━━ Provided records ━━
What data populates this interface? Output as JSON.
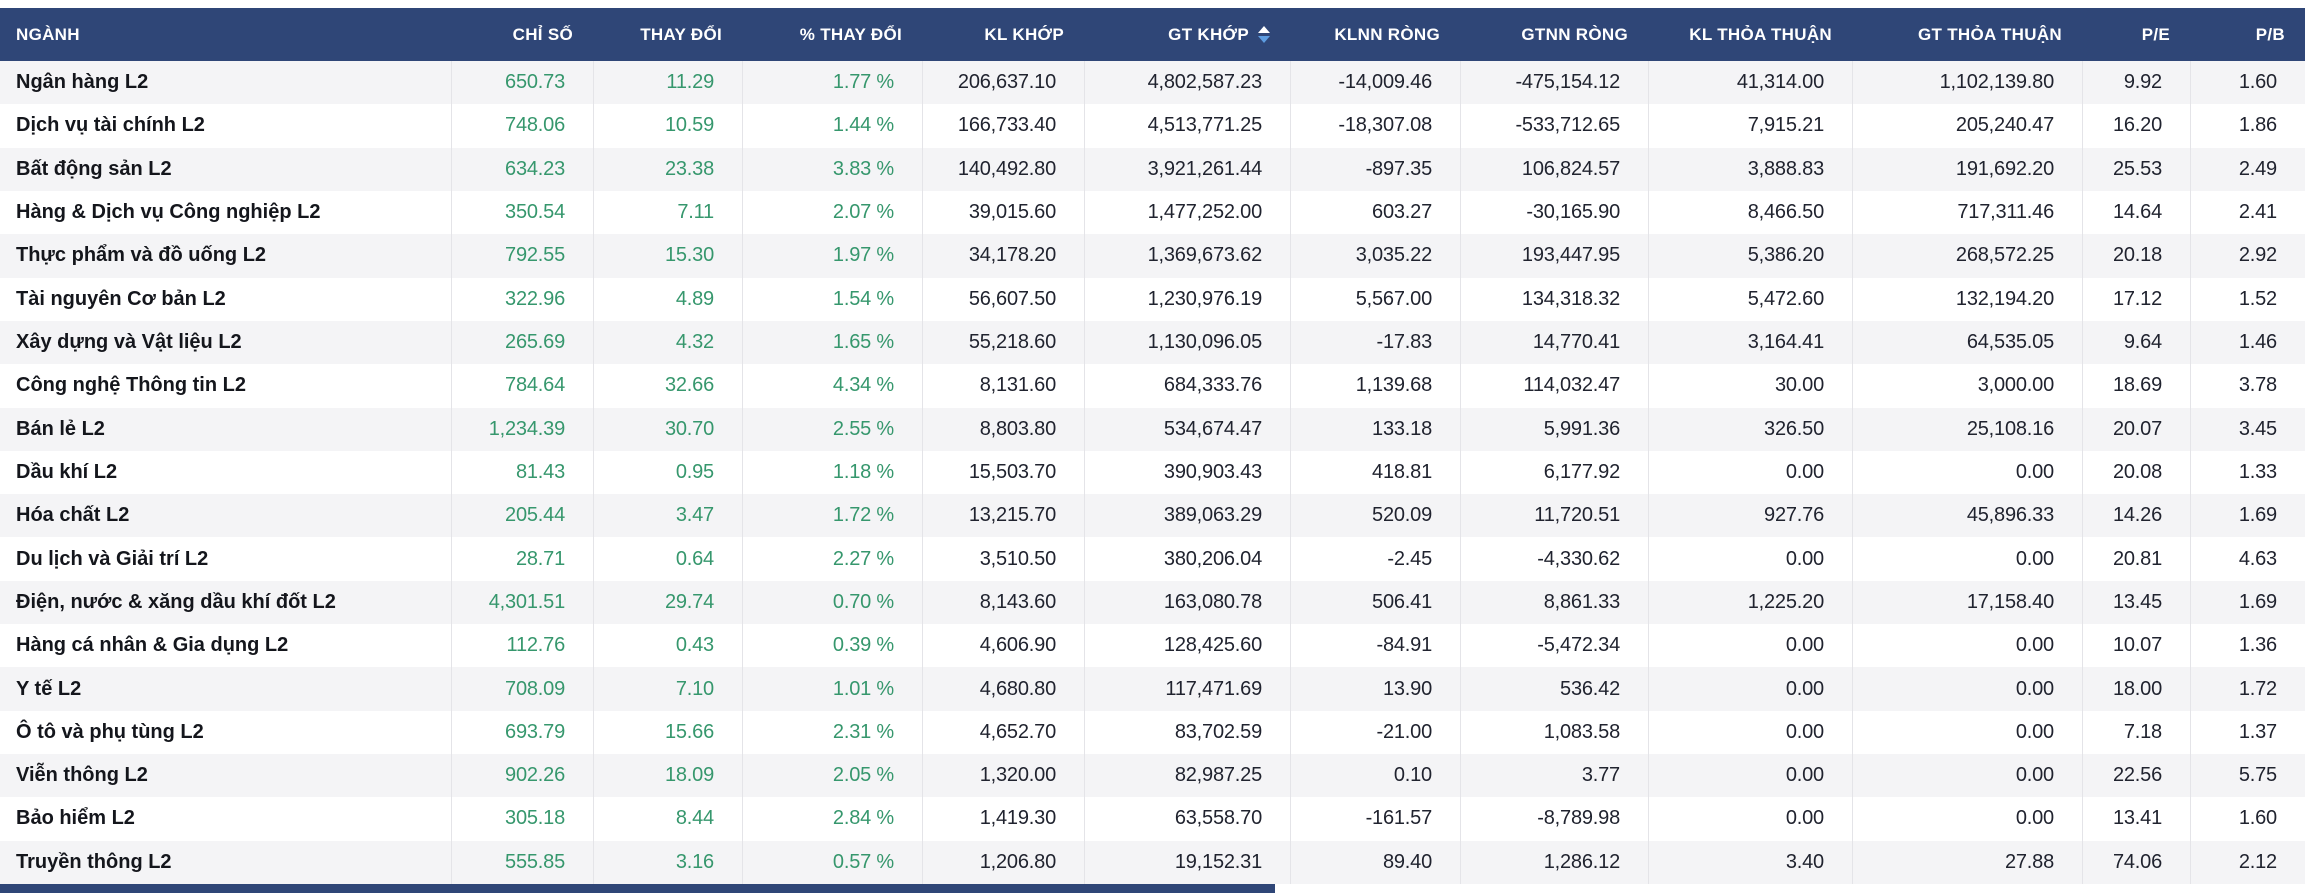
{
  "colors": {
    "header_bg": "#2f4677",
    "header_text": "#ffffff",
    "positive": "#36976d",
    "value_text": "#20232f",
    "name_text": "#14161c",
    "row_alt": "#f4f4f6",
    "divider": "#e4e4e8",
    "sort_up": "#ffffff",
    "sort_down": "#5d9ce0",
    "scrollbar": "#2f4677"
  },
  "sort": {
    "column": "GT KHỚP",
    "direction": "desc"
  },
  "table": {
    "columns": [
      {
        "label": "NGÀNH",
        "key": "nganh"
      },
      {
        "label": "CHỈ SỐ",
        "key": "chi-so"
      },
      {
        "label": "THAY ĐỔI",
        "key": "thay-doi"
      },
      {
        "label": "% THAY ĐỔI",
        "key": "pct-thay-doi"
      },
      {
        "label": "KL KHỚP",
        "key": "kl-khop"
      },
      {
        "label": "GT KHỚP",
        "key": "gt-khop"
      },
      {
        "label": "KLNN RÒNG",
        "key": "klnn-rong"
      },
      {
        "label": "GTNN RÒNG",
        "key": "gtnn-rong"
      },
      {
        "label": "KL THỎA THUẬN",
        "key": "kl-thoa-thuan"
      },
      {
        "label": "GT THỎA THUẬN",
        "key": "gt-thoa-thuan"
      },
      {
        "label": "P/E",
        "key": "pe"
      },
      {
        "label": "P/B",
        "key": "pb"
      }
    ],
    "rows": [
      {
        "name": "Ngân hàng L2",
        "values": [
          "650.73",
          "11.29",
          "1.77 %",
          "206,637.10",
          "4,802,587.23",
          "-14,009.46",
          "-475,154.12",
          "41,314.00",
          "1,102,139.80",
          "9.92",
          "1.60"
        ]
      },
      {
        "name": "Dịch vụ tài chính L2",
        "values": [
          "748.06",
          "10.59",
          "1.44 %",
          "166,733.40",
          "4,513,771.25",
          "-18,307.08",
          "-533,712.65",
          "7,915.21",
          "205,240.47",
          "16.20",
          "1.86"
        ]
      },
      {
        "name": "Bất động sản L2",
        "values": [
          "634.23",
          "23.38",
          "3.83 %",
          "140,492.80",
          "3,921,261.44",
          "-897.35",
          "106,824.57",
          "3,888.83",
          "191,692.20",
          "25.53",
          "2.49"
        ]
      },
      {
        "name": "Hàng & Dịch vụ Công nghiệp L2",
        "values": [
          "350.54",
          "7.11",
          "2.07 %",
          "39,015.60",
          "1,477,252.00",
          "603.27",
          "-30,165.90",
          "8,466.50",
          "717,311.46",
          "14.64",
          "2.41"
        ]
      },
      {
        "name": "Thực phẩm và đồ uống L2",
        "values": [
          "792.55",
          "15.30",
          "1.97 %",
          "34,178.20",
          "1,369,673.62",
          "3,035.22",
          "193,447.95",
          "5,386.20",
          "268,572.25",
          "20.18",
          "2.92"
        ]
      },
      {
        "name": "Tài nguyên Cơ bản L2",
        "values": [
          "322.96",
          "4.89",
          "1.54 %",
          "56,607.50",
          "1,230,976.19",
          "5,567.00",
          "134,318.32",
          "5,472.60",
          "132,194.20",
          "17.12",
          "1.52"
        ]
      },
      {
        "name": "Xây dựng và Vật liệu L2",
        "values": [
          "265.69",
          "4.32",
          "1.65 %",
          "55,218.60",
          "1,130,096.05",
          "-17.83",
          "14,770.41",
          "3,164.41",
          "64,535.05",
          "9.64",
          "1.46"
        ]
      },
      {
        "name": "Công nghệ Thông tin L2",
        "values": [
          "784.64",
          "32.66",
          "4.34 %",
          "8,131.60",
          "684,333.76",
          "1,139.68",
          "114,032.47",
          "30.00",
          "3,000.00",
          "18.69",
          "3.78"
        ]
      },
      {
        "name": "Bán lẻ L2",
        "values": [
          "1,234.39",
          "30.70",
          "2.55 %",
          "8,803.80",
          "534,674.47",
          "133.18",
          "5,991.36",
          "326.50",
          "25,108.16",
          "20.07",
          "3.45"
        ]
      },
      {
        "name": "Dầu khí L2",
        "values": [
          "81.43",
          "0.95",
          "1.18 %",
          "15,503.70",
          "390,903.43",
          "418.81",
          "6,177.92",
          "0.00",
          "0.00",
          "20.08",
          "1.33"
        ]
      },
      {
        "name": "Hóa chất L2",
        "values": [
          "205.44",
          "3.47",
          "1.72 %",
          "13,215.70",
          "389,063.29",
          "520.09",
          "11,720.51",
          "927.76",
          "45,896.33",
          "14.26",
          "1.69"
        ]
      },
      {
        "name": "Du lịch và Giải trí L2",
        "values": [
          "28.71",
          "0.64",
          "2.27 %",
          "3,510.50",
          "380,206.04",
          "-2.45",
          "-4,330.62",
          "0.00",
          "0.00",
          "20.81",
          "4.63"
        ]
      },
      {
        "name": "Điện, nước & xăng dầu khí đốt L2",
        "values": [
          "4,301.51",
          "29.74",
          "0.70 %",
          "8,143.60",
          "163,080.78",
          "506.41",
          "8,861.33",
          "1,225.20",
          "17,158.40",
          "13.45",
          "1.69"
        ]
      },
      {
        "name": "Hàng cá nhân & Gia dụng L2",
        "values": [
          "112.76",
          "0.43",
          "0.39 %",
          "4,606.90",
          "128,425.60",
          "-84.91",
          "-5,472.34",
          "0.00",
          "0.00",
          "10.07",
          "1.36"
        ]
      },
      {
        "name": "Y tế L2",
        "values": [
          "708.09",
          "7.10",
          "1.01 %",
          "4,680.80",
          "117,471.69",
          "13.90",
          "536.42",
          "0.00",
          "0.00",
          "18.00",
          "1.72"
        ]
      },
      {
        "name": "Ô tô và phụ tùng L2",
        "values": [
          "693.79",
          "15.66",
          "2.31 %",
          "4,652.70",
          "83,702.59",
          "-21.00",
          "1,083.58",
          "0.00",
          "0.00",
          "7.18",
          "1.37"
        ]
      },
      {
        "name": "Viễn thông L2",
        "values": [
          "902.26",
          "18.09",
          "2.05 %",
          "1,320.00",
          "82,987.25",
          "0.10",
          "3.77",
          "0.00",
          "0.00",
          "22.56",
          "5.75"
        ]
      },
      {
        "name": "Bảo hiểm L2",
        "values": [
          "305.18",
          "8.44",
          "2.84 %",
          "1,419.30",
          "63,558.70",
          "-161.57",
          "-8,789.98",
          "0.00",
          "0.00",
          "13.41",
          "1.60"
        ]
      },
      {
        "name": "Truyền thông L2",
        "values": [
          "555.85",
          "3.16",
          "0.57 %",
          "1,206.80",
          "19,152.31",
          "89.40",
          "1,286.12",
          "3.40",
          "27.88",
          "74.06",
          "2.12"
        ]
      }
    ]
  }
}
━━━
(Your goal): Strip the images and reproduce the remaining records precisely.

(Solution):
What data populates this interface? Output as JSON.
{
  "colors": {
    "header_bg": "#2f4677",
    "header_text": "#ffffff",
    "positive": "#36976d",
    "value_text": "#20232f",
    "name_text": "#14161c",
    "row_alt": "#f4f4f6",
    "divider": "#e4e4e8",
    "sort_up": "#ffffff",
    "sort_down": "#5d9ce0",
    "scrollbar": "#2f4677"
  },
  "sort": {
    "column": "GT KHỚP",
    "direction": "desc"
  },
  "table": {
    "columns": [
      {
        "label": "NGÀNH",
        "key": "nganh"
      },
      {
        "label": "CHỈ SỐ",
        "key": "chi-so"
      },
      {
        "label": "THAY ĐỔI",
        "key": "thay-doi"
      },
      {
        "label": "% THAY ĐỔI",
        "key": "pct-thay-doi"
      },
      {
        "label": "KL KHỚP",
        "key": "kl-khop"
      },
      {
        "label": "GT KHỚP",
        "key": "gt-khop"
      },
      {
        "label": "KLNN RÒNG",
        "key": "klnn-rong"
      },
      {
        "label": "GTNN RÒNG",
        "key": "gtnn-rong"
      },
      {
        "label": "KL THỎA THUẬN",
        "key": "kl-thoa-thuan"
      },
      {
        "label": "GT THỎA THUẬN",
        "key": "gt-thoa-thuan"
      },
      {
        "label": "P/E",
        "key": "pe"
      },
      {
        "label": "P/B",
        "key": "pb"
      }
    ],
    "rows": [
      {
        "name": "Ngân hàng L2",
        "values": [
          "650.73",
          "11.29",
          "1.77 %",
          "206,637.10",
          "4,802,587.23",
          "-14,009.46",
          "-475,154.12",
          "41,314.00",
          "1,102,139.80",
          "9.92",
          "1.60"
        ]
      },
      {
        "name": "Dịch vụ tài chính L2",
        "values": [
          "748.06",
          "10.59",
          "1.44 %",
          "166,733.40",
          "4,513,771.25",
          "-18,307.08",
          "-533,712.65",
          "7,915.21",
          "205,240.47",
          "16.20",
          "1.86"
        ]
      },
      {
        "name": "Bất động sản L2",
        "values": [
          "634.23",
          "23.38",
          "3.83 %",
          "140,492.80",
          "3,921,261.44",
          "-897.35",
          "106,824.57",
          "3,888.83",
          "191,692.20",
          "25.53",
          "2.49"
        ]
      },
      {
        "name": "Hàng & Dịch vụ Công nghiệp L2",
        "values": [
          "350.54",
          "7.11",
          "2.07 %",
          "39,015.60",
          "1,477,252.00",
          "603.27",
          "-30,165.90",
          "8,466.50",
          "717,311.46",
          "14.64",
          "2.41"
        ]
      },
      {
        "name": "Thực phẩm và đồ uống L2",
        "values": [
          "792.55",
          "15.30",
          "1.97 %",
          "34,178.20",
          "1,369,673.62",
          "3,035.22",
          "193,447.95",
          "5,386.20",
          "268,572.25",
          "20.18",
          "2.92"
        ]
      },
      {
        "name": "Tài nguyên Cơ bản L2",
        "values": [
          "322.96",
          "4.89",
          "1.54 %",
          "56,607.50",
          "1,230,976.19",
          "5,567.00",
          "134,318.32",
          "5,472.60",
          "132,194.20",
          "17.12",
          "1.52"
        ]
      },
      {
        "name": "Xây dựng và Vật liệu L2",
        "values": [
          "265.69",
          "4.32",
          "1.65 %",
          "55,218.60",
          "1,130,096.05",
          "-17.83",
          "14,770.41",
          "3,164.41",
          "64,535.05",
          "9.64",
          "1.46"
        ]
      },
      {
        "name": "Công nghệ Thông tin L2",
        "values": [
          "784.64",
          "32.66",
          "4.34 %",
          "8,131.60",
          "684,333.76",
          "1,139.68",
          "114,032.47",
          "30.00",
          "3,000.00",
          "18.69",
          "3.78"
        ]
      },
      {
        "name": "Bán lẻ L2",
        "values": [
          "1,234.39",
          "30.70",
          "2.55 %",
          "8,803.80",
          "534,674.47",
          "133.18",
          "5,991.36",
          "326.50",
          "25,108.16",
          "20.07",
          "3.45"
        ]
      },
      {
        "name": "Dầu khí L2",
        "values": [
          "81.43",
          "0.95",
          "1.18 %",
          "15,503.70",
          "390,903.43",
          "418.81",
          "6,177.92",
          "0.00",
          "0.00",
          "20.08",
          "1.33"
        ]
      },
      {
        "name": "Hóa chất L2",
        "values": [
          "205.44",
          "3.47",
          "1.72 %",
          "13,215.70",
          "389,063.29",
          "520.09",
          "11,720.51",
          "927.76",
          "45,896.33",
          "14.26",
          "1.69"
        ]
      },
      {
        "name": "Du lịch và Giải trí L2",
        "values": [
          "28.71",
          "0.64",
          "2.27 %",
          "3,510.50",
          "380,206.04",
          "-2.45",
          "-4,330.62",
          "0.00",
          "0.00",
          "20.81",
          "4.63"
        ]
      },
      {
        "name": "Điện, nước & xăng dầu khí đốt L2",
        "values": [
          "4,301.51",
          "29.74",
          "0.70 %",
          "8,143.60",
          "163,080.78",
          "506.41",
          "8,861.33",
          "1,225.20",
          "17,158.40",
          "13.45",
          "1.69"
        ]
      },
      {
        "name": "Hàng cá nhân & Gia dụng L2",
        "values": [
          "112.76",
          "0.43",
          "0.39 %",
          "4,606.90",
          "128,425.60",
          "-84.91",
          "-5,472.34",
          "0.00",
          "0.00",
          "10.07",
          "1.36"
        ]
      },
      {
        "name": "Y tế L2",
        "values": [
          "708.09",
          "7.10",
          "1.01 %",
          "4,680.80",
          "117,471.69",
          "13.90",
          "536.42",
          "0.00",
          "0.00",
          "18.00",
          "1.72"
        ]
      },
      {
        "name": "Ô tô và phụ tùng L2",
        "values": [
          "693.79",
          "15.66",
          "2.31 %",
          "4,652.70",
          "83,702.59",
          "-21.00",
          "1,083.58",
          "0.00",
          "0.00",
          "7.18",
          "1.37"
        ]
      },
      {
        "name": "Viễn thông L2",
        "values": [
          "902.26",
          "18.09",
          "2.05 %",
          "1,320.00",
          "82,987.25",
          "0.10",
          "3.77",
          "0.00",
          "0.00",
          "22.56",
          "5.75"
        ]
      },
      {
        "name": "Bảo hiểm L2",
        "values": [
          "305.18",
          "8.44",
          "2.84 %",
          "1,419.30",
          "63,558.70",
          "-161.57",
          "-8,789.98",
          "0.00",
          "0.00",
          "13.41",
          "1.60"
        ]
      },
      {
        "name": "Truyền thông L2",
        "values": [
          "555.85",
          "3.16",
          "0.57 %",
          "1,206.80",
          "19,152.31",
          "89.40",
          "1,286.12",
          "3.40",
          "27.88",
          "74.06",
          "2.12"
        ]
      }
    ]
  }
}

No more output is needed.